• [Instrucciones]
[1] Enumera las experiencias humanas cuyas enseñanzas, según el texto sobre la risa en la vejez, hay que desaprender.
[2] Prosigue el texto sobre la risa en la vejez a partir de su última oración.

En la vejez, el hombre es el animal que va dejando de reír, lo que sin duda plantea un problema, el de la calidad de vida en la tercera edad. Para alcanzar un estado de risa adecuado, ahora a los ancianos se les reúne en grupos de terapia colectiva a los que un animador social convenientemente preparado enseña los rudimentos de la risa, practicando con ejercicios y situaciones recreadas o simuladas que permiten el desentumecimiento de los músculos faciales de la risa.
En las imágenes que ofrece la televisión se ve a los ancianos intentar reír modosamente con una risa impostada. Esta mueca de risa forzada es una forma de violación y de violencia infligida por la buena causa, la de la inevitabilidad de la beatitud socialmente administrada: las buenas intenciones de la empatía social obligatoria no dejan residuo.
Esta felicidad impuesta debe unirse a otras muchas de las manifestaciones actuales del control social, que ha pasado de la época de la disciplina a la fase “cool” o “light”, la de la máxima difusión de los principios modernos realizados de forma autoparódica, en este caso, la burla del derecho universalmente humano a la felicidad es lo que se realiza de manera desatinada.
Antropológicamente hablando, hay que desaprender todo lo que la experiencia humana del dolor, la vejez, la enfermedad, el sufrimiento, la pérdida de la memoria, el alejamiento de los otros, el ingreso simbólico en el mundo de los muertos, nos ha enseñado a lo largo de toda la fase de formación de las sociedades humanas. Actualmente, la falta de risa es casi tan escandalosa para nosotros como la pérdida de memoria en la vejez: un hombre que no ríe no es un hombre que pertenezca a este orden social en vías de desimbolización.
Como la penalidad oprobiosa de las tetas pequeñas o los penes cortos, la risa de los ancianos debe ser remodelada, y a falta de cirugía en este caso, bien está el reaprendizaje forzoso de una risa en forma de semi-prótesis somático-espiritual que viene a negar irónicamente la creciente flojedad del cuerpo envejecido. Porque precisamente a través de esta cirugía por los signos, lo que se trata siempre es de negar la vejez como tal vejez, como ineluctable edad humana con sus rasgos propios, es decir, con su específica alteridad. En todas partes se practica la misma supresión contextual de los signos humillantes de lo negativo.

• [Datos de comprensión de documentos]

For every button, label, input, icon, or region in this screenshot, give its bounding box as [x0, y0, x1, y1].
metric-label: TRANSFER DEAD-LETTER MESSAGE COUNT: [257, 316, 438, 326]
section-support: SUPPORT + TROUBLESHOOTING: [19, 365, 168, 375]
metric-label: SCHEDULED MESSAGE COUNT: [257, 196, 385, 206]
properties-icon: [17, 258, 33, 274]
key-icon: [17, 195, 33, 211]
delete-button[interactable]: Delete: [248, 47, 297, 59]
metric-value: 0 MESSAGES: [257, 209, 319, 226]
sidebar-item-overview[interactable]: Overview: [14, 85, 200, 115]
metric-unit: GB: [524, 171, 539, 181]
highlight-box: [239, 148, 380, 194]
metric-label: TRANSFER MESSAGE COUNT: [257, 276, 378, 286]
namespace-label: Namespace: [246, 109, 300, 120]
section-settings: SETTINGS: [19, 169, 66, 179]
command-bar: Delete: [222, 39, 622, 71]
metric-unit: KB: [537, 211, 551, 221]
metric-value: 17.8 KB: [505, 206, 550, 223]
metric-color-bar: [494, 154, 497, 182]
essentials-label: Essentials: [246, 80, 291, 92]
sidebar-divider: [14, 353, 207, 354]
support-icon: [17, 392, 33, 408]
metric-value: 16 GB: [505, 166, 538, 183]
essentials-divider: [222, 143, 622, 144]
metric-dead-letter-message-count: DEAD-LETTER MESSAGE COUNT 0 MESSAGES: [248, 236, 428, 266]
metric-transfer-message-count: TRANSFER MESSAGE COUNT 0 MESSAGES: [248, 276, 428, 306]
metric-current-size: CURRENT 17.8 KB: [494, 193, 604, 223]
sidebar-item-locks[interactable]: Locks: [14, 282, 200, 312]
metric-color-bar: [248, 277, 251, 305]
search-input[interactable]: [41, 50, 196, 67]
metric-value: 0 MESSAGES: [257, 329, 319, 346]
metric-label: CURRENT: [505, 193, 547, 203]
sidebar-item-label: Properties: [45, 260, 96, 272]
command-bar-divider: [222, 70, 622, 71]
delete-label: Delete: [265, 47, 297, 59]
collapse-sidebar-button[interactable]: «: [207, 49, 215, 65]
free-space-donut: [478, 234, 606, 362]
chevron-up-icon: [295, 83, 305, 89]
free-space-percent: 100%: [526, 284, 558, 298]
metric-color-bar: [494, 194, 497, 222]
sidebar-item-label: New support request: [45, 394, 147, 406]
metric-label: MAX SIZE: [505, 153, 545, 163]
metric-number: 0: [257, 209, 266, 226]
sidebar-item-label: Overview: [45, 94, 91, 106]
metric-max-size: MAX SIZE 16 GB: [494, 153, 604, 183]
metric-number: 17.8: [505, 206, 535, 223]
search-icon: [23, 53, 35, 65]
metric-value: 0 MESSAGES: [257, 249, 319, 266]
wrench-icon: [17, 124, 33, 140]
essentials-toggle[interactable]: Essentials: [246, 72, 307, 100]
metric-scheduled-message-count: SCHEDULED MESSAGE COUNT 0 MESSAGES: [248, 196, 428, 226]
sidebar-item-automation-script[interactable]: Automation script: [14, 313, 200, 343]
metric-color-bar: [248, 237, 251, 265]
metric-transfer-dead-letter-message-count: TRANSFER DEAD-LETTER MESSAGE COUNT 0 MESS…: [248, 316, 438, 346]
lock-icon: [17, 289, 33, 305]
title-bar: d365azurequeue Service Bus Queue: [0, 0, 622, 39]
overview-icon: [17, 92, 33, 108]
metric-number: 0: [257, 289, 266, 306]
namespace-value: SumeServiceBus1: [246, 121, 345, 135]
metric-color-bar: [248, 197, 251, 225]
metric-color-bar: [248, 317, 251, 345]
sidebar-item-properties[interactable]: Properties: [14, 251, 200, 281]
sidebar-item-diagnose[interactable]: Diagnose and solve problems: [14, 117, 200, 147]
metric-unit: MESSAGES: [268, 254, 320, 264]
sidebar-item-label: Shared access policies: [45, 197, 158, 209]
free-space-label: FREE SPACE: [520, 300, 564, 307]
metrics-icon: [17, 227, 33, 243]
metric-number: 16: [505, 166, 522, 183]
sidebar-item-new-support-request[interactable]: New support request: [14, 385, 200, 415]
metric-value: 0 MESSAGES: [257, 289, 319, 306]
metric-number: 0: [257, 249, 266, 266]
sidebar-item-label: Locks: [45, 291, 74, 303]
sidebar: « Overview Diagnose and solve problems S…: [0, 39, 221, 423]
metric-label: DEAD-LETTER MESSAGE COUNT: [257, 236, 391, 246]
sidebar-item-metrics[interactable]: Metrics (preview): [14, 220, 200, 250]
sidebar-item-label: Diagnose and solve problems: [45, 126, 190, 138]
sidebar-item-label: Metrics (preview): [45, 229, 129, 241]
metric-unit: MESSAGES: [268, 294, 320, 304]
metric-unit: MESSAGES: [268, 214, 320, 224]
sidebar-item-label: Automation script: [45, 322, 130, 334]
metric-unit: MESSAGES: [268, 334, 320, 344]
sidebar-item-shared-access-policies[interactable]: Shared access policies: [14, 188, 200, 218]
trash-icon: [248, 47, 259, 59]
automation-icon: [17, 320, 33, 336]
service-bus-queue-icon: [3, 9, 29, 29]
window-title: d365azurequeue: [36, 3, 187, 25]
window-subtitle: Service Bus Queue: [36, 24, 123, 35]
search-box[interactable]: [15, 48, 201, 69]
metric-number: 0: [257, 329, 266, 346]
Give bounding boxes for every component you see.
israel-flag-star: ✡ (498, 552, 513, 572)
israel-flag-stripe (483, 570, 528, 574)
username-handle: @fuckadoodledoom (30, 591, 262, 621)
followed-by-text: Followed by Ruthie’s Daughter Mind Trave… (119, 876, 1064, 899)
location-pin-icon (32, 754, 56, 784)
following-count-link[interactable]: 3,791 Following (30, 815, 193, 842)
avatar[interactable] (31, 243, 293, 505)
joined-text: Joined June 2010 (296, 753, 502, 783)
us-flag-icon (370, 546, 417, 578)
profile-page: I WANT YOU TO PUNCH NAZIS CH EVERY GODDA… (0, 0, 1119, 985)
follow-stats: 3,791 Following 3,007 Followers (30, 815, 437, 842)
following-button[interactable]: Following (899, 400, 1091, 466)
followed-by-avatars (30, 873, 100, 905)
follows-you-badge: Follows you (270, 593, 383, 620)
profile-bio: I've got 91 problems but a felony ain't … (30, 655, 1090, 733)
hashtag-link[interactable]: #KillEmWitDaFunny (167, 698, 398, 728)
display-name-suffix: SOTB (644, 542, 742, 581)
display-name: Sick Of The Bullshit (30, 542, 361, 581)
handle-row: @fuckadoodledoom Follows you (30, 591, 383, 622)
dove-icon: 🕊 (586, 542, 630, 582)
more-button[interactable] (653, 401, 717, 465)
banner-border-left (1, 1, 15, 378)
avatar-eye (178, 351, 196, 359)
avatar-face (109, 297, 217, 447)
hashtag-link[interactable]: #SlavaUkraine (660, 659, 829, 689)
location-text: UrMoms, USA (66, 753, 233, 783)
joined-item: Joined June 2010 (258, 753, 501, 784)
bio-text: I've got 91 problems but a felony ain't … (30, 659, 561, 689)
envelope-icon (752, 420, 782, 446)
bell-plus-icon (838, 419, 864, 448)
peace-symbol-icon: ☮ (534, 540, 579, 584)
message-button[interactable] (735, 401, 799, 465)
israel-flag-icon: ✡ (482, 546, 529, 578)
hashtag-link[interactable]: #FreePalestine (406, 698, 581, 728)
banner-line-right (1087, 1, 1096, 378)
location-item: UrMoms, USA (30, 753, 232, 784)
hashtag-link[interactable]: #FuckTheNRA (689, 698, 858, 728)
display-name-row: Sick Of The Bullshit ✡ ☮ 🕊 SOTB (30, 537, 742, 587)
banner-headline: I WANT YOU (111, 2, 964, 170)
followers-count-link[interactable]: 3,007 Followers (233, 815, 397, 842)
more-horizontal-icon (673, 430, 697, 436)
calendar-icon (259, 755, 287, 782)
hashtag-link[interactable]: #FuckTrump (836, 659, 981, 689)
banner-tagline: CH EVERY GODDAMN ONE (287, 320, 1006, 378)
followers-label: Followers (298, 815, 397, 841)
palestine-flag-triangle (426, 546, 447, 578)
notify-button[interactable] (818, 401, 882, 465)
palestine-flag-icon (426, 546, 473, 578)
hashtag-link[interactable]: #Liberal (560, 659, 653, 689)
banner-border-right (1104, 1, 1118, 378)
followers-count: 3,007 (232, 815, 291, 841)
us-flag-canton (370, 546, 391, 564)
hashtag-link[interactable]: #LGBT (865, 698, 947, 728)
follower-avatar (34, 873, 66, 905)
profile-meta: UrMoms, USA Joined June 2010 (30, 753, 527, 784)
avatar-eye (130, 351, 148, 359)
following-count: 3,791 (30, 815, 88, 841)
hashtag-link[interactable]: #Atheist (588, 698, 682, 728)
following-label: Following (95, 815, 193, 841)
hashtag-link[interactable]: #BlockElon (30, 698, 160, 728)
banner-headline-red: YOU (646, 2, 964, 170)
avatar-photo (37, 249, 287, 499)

• [Respuestas por tarea]
[1]
- El dolor
- La vejez
- La enfermedad
- El sufrimiento
- La pérdida de la memoria
- El alejamiento de los otros
- El ingreso simbólico en el mundo de los muertos

[2]
Me pregunto si esta risa coactiva, arrojada como vejamen a la ancianidad, no será ya una anticipación en el cuerpo vivo de la mueca facial de leve sonrisa que los especialistas de las funerarias logran componer manipulado los músculos ya casi rígidos de la cara del muerto.
En ese caso, sería fácil adivinar lo que realmente hay detrás de la risa, y en general, detrás de toda prótesis, de toda cirugía, como actualmente se practican: una anticipación inconsciente del estado de corrección y perfección del cuerpo en el momento previo a la descomposición, o bien este impulso responde también a la idealidad del cuerpo resucitado y reintegrado a su perfección primera.
Pero sabemos muy bien que todo lo que se perfecciona en una positividad supletoria intenta anular la pura fatalidad de vivir, pero por ello mismo, la perfección es tan sólo la imagen que queremos ofrecer a la muerte para burlarla.
Dicho de otra manera, engañándonos creemos engañar a la muerte. En la medida en que estamos vivos (un estado bastante difícil de demostrar en la actualidad), siempre es ya demasiado tarde para ninguna perfección.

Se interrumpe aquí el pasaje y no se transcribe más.